(Data entries)
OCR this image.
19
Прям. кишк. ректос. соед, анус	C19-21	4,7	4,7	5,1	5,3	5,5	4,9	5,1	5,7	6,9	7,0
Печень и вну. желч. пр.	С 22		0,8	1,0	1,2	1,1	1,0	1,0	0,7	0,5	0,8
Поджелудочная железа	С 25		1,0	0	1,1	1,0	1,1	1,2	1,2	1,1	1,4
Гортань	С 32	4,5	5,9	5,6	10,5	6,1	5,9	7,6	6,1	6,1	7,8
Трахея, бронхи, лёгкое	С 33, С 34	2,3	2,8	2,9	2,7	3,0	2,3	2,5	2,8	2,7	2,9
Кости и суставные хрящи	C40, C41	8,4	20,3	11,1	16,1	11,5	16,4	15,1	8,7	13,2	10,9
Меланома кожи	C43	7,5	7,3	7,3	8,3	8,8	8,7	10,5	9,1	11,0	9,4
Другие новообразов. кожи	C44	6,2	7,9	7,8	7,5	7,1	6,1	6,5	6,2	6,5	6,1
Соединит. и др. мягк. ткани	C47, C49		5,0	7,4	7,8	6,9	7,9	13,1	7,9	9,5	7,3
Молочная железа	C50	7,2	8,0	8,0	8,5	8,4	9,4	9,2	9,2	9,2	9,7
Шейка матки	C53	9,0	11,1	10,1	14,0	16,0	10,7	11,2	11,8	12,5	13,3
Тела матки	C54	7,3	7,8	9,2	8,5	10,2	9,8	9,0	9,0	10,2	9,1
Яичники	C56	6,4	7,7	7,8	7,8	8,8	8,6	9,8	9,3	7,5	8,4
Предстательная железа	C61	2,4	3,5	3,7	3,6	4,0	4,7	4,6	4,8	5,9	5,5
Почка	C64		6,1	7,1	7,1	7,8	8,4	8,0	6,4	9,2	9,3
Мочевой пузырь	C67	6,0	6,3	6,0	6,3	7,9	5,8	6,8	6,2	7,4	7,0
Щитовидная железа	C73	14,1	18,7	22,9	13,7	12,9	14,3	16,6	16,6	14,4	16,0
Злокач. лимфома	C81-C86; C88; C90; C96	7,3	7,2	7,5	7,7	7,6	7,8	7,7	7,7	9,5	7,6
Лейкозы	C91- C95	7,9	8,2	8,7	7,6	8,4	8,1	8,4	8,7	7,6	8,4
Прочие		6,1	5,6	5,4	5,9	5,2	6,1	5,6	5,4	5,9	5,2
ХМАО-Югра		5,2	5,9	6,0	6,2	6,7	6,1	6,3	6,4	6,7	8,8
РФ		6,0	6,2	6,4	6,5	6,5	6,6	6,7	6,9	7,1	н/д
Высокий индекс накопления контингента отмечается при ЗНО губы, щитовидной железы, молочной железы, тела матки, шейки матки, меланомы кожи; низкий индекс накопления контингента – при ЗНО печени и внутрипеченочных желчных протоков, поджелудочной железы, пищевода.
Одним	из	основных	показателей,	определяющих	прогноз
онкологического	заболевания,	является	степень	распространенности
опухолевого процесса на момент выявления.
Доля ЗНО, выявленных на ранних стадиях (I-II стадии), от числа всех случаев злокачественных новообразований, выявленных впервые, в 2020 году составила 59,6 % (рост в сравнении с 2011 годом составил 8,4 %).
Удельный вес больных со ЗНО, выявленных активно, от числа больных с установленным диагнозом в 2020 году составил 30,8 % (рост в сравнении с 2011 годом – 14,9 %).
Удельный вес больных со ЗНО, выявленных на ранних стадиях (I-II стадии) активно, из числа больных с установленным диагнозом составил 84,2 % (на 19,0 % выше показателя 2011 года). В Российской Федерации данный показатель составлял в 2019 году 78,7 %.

# WORK TO BE COMPLETED:
Determine the count of lines in the data above with the string "Удельный" in them, and give that count alone.

# RESPONSE TO THIS EXERCISE:
2